EXERCISE DESCRIPTION: Scan the data below and pick out the lines containing the word "text".

.....

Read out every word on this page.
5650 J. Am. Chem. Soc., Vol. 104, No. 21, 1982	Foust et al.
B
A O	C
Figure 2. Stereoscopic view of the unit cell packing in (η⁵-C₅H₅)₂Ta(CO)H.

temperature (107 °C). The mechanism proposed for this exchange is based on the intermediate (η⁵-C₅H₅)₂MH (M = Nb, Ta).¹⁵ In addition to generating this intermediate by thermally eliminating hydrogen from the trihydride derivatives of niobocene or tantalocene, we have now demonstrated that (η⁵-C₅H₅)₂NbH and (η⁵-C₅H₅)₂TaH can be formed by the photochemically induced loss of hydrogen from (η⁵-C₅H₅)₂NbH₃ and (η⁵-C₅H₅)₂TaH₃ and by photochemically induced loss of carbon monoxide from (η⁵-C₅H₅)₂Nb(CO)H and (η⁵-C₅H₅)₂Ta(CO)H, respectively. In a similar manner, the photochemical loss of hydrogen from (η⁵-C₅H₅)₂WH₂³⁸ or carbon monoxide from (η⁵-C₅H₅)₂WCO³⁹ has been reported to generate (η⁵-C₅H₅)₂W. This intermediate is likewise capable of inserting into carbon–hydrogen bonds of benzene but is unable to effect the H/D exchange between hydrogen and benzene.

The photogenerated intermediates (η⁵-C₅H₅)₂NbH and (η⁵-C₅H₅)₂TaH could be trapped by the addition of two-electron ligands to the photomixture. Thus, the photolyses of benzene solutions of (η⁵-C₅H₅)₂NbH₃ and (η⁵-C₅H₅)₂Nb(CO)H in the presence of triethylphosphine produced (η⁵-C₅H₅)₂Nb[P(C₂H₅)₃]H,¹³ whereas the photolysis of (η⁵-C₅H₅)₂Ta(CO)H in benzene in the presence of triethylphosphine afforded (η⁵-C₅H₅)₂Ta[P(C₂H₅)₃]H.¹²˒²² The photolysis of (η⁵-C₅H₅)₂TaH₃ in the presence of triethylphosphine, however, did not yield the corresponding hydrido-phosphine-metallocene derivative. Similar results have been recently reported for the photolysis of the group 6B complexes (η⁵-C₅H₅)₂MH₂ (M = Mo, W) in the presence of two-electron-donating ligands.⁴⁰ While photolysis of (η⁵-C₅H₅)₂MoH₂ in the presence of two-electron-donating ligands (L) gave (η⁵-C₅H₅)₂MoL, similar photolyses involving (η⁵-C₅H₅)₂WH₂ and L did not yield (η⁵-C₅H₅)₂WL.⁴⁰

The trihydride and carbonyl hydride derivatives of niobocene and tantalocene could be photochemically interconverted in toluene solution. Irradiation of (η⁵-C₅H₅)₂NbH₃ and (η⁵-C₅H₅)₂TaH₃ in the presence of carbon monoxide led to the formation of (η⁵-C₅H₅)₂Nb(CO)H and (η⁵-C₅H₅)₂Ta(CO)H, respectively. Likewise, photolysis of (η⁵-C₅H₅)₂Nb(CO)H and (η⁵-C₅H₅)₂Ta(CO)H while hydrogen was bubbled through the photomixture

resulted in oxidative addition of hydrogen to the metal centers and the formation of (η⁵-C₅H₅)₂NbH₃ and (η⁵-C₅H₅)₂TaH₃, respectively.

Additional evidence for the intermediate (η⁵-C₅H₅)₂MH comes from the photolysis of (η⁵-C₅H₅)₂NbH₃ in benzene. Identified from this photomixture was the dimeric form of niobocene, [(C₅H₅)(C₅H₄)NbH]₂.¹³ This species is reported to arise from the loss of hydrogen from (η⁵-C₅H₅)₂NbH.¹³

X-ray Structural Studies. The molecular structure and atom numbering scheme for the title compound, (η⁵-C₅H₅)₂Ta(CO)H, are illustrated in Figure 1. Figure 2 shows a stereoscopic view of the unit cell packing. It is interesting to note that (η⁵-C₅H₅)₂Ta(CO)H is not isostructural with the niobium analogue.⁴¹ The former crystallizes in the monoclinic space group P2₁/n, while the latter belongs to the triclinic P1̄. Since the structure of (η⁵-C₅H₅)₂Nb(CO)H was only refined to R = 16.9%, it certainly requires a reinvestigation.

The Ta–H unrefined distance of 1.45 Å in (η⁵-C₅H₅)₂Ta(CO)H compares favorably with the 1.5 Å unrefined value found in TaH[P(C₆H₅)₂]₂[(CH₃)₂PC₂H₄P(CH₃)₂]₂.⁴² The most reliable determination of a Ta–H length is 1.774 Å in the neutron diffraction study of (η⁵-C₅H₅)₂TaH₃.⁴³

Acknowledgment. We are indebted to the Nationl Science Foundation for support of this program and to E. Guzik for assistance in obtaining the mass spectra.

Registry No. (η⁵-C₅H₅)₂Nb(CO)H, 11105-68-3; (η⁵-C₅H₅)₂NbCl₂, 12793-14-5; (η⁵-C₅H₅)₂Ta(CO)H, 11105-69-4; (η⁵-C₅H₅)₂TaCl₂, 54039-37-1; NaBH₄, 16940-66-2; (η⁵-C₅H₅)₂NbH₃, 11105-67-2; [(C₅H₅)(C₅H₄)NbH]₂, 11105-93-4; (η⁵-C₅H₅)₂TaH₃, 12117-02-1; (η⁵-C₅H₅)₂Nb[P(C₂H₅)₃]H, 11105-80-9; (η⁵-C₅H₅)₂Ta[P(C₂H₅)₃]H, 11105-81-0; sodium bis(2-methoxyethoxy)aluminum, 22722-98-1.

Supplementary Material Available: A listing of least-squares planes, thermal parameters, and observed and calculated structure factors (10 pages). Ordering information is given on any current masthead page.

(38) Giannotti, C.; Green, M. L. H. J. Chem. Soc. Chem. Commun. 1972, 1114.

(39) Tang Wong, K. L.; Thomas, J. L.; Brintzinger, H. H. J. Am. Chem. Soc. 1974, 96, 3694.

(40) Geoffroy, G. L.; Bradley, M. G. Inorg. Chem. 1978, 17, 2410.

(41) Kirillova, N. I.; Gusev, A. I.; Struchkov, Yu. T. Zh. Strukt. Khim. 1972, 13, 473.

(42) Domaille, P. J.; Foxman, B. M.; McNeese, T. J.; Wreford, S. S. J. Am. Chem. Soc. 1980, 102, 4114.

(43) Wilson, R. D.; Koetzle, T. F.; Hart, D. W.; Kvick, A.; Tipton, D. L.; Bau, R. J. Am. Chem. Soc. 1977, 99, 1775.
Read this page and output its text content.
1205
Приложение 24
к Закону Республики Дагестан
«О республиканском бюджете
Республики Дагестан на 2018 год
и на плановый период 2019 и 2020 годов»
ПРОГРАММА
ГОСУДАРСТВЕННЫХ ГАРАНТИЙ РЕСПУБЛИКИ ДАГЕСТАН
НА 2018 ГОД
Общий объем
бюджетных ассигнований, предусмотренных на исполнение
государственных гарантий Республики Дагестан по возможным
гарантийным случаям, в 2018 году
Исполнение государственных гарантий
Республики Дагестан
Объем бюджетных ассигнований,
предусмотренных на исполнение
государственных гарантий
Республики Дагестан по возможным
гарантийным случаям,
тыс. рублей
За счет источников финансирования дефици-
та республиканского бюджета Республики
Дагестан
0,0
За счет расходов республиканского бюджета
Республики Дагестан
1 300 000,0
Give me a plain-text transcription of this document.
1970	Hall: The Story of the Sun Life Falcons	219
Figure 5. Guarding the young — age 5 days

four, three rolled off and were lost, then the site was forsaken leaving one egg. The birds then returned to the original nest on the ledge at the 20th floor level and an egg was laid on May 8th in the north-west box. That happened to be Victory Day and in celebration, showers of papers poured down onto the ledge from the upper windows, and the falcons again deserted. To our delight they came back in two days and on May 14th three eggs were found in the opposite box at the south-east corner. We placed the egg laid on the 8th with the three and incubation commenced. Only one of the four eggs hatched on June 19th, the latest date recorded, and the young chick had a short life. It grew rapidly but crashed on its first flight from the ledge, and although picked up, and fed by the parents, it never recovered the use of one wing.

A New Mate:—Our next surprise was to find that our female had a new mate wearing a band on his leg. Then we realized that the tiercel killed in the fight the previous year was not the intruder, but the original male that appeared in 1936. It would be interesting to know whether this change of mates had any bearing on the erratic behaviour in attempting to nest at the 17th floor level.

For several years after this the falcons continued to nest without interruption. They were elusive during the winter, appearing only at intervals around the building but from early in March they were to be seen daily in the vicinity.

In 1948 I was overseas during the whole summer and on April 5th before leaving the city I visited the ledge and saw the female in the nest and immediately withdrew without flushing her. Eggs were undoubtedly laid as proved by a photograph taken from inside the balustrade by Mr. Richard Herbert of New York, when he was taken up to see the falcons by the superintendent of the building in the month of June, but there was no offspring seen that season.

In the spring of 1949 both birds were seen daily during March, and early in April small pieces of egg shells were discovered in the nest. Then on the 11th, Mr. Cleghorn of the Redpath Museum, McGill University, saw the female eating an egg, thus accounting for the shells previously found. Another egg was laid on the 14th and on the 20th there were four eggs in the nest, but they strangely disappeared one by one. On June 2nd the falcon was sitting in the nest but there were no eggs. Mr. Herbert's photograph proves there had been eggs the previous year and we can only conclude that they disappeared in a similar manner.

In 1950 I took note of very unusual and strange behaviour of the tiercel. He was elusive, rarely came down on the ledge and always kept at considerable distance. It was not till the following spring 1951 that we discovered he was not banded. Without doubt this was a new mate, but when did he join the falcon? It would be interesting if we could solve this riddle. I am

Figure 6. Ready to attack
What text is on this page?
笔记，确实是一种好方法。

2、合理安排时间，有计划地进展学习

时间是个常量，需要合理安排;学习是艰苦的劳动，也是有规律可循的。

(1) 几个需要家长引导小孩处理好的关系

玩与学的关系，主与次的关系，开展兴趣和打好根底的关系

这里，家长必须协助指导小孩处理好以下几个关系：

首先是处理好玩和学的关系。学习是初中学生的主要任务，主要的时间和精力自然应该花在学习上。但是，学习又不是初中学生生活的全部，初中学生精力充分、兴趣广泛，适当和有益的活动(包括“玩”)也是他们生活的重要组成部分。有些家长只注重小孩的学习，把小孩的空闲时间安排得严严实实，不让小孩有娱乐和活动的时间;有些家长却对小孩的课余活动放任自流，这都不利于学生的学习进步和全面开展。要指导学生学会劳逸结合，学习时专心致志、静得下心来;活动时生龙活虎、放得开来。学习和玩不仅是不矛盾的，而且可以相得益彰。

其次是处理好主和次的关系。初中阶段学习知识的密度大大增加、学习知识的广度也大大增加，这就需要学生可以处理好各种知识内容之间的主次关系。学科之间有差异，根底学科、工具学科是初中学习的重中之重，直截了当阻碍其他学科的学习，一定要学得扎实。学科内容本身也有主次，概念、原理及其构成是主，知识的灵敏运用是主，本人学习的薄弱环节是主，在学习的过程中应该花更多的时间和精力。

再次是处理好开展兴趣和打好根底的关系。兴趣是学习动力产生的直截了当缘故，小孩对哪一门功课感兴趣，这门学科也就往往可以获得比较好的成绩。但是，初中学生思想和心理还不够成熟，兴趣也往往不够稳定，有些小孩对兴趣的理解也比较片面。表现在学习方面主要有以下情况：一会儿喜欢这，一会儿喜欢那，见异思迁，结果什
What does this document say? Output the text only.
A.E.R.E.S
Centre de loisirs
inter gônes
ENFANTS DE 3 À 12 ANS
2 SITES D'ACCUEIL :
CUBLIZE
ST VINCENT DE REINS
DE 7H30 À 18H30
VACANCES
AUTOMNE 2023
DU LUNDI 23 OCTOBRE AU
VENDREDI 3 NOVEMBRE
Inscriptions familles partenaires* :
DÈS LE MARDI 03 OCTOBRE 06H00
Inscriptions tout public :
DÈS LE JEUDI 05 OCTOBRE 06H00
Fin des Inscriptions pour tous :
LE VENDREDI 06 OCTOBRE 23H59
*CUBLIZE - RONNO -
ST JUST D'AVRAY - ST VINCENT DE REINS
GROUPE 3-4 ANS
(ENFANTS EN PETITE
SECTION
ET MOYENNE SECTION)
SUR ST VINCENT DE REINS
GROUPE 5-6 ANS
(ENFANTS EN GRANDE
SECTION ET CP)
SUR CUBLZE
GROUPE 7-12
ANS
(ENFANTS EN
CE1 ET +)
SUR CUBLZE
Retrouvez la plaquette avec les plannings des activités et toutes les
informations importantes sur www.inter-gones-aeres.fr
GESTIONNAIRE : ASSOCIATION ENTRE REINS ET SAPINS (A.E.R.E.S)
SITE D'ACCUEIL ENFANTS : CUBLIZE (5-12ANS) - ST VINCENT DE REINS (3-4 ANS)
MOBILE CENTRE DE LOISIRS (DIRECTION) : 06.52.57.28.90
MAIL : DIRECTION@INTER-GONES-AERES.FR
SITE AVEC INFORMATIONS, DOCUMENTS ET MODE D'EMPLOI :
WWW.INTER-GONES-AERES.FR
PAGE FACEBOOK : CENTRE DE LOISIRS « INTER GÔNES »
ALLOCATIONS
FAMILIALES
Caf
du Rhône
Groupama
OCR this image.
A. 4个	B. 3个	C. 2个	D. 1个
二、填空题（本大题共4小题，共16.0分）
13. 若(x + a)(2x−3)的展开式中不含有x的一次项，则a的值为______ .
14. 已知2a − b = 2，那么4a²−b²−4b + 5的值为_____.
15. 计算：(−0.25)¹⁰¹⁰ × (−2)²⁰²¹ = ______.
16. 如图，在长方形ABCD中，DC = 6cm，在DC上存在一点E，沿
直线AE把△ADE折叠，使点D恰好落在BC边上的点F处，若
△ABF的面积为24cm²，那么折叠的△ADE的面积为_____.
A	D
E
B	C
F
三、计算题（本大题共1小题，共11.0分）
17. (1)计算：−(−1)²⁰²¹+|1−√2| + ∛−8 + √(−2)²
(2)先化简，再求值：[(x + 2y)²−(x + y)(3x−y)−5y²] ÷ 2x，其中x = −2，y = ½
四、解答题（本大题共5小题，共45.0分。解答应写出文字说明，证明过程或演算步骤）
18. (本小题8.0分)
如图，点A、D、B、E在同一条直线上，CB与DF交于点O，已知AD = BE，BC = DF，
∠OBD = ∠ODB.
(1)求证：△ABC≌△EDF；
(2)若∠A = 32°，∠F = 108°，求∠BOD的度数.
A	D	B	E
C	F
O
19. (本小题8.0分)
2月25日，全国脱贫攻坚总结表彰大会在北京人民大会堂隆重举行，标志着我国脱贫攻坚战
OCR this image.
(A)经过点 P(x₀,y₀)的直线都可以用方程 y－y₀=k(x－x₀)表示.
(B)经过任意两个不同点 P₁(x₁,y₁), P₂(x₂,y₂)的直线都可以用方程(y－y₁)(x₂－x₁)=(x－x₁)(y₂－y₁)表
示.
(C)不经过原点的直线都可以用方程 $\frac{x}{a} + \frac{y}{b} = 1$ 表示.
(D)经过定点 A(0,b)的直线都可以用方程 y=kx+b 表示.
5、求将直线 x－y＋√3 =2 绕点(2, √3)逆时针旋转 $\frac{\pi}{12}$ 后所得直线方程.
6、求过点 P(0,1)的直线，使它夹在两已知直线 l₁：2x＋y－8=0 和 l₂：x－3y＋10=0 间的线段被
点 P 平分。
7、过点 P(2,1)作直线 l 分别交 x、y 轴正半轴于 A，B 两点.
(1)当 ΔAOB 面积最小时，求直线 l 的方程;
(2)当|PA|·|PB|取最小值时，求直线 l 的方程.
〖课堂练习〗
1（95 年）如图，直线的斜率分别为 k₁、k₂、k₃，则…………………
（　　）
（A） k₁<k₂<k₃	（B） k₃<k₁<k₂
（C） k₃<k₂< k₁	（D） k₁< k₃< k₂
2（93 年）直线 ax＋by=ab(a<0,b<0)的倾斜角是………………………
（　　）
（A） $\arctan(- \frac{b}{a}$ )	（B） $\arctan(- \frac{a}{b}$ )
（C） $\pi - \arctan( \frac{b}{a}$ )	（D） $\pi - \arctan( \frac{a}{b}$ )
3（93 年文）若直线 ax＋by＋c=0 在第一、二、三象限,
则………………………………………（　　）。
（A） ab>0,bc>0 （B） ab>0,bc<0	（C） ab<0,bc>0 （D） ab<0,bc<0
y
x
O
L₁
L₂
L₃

.....

TASK ANSWER:
Read this page and output its text content.
Give me a plain-text transcription of this document.
What text is on this page?
What does this document say? Output the text only.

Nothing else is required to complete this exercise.